Problem details: Work out how many lines of the listing hold the string "augustus", then answer with that number and nothing else.

********************

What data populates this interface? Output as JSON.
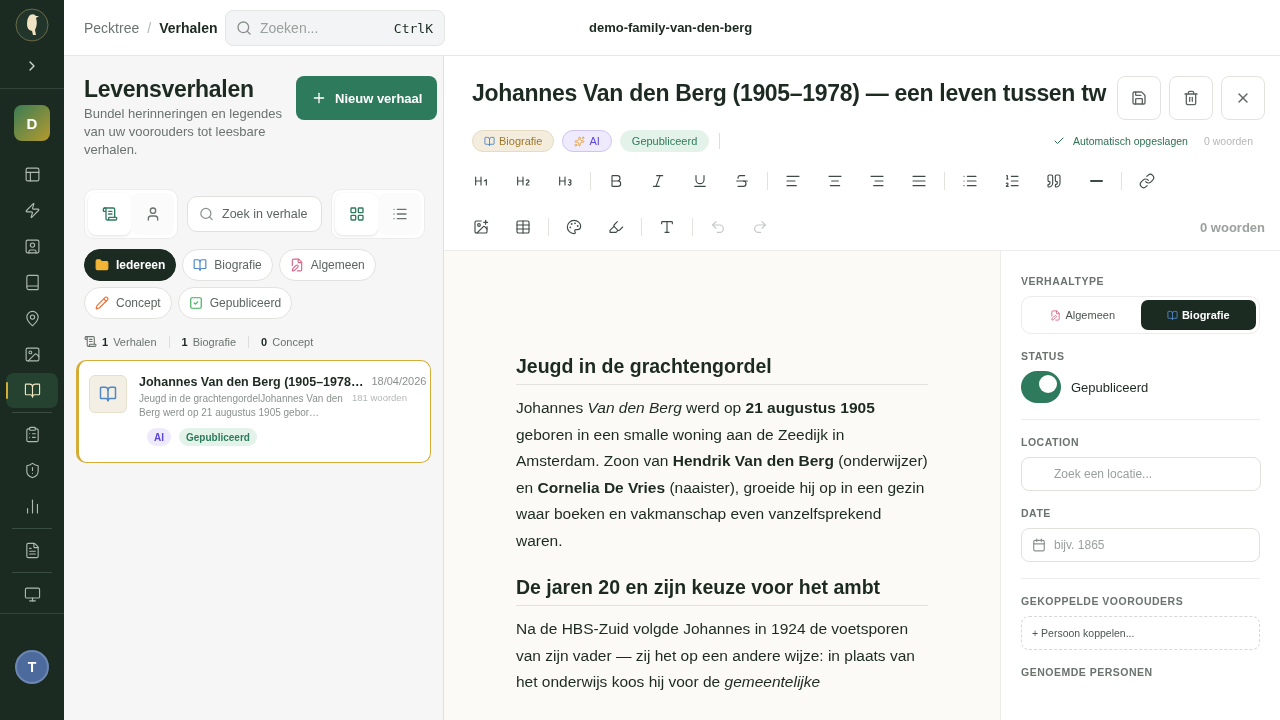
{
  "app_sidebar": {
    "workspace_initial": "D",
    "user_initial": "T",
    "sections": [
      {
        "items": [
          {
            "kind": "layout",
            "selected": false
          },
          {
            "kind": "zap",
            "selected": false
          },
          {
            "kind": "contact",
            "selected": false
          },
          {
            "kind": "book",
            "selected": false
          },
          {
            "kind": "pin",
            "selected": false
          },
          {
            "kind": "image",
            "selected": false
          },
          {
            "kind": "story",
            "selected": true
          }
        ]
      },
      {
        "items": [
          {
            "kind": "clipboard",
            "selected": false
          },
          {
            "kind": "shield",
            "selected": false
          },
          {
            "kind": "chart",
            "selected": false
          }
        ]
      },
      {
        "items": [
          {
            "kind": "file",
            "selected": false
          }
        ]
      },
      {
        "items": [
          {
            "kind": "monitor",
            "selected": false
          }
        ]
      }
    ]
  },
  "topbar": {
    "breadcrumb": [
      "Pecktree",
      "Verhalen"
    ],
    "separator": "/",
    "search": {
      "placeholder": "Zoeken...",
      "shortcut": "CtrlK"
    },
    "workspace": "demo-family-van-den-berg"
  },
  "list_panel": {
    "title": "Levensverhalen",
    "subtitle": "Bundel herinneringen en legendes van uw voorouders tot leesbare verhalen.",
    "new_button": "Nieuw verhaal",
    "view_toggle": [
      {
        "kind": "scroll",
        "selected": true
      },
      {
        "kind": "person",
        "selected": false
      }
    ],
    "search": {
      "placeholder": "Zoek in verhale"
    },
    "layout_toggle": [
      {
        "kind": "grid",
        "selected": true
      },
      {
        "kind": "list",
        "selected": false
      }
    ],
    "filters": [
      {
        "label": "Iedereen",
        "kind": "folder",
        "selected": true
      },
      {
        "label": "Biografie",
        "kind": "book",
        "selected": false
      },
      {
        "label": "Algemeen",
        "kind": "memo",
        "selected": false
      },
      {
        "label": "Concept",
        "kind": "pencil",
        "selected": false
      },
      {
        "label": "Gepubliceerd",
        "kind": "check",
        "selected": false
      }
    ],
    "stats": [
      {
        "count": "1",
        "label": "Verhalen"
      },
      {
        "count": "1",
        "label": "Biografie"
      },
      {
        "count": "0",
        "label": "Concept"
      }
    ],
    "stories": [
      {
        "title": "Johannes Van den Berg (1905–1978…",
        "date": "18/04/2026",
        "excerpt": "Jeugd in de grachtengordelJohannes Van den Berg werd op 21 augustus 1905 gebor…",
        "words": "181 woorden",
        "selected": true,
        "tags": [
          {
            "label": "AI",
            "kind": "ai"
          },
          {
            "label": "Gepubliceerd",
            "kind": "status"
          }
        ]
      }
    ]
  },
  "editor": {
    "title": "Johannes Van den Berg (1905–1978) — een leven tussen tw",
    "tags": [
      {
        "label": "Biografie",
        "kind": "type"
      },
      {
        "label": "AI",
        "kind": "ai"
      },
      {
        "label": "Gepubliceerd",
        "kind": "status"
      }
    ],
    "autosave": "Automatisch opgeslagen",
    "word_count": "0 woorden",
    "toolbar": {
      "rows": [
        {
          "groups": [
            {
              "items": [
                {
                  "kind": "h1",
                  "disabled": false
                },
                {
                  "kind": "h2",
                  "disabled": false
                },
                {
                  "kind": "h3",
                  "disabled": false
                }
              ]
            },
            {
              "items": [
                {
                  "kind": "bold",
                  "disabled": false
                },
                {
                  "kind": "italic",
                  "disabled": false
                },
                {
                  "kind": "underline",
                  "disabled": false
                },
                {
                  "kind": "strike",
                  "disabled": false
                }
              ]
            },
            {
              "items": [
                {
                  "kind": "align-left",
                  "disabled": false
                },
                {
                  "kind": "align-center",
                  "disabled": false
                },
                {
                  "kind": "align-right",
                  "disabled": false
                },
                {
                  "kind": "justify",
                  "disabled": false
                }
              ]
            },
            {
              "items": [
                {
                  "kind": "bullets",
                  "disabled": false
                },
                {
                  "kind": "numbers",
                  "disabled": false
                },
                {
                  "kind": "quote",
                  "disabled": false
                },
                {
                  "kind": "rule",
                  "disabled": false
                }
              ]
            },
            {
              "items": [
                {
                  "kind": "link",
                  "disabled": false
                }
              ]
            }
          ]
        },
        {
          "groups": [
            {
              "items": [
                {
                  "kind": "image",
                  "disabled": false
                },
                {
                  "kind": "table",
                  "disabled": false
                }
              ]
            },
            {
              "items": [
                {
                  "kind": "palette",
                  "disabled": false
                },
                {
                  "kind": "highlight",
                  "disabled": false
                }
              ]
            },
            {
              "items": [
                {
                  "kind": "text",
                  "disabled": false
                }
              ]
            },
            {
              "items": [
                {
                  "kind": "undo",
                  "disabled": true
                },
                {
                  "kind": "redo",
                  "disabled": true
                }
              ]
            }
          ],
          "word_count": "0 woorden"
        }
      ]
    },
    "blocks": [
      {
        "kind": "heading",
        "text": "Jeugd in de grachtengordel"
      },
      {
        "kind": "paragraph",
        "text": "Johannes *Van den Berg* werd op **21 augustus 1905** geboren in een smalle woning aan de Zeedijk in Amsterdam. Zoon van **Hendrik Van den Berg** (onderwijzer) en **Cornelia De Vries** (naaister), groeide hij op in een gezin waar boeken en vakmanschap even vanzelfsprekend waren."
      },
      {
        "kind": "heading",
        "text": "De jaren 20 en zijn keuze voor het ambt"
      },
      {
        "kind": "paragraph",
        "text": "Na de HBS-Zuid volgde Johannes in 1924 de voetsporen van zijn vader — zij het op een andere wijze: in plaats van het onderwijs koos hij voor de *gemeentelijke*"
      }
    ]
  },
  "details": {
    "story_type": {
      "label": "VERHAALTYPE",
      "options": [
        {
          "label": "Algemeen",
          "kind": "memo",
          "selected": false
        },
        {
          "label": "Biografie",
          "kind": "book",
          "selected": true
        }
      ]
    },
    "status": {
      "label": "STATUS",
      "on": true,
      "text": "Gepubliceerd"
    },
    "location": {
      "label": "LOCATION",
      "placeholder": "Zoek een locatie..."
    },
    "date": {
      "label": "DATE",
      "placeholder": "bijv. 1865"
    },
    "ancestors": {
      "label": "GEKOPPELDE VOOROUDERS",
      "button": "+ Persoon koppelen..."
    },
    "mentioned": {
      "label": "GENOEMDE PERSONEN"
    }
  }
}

********************

Written answer: 2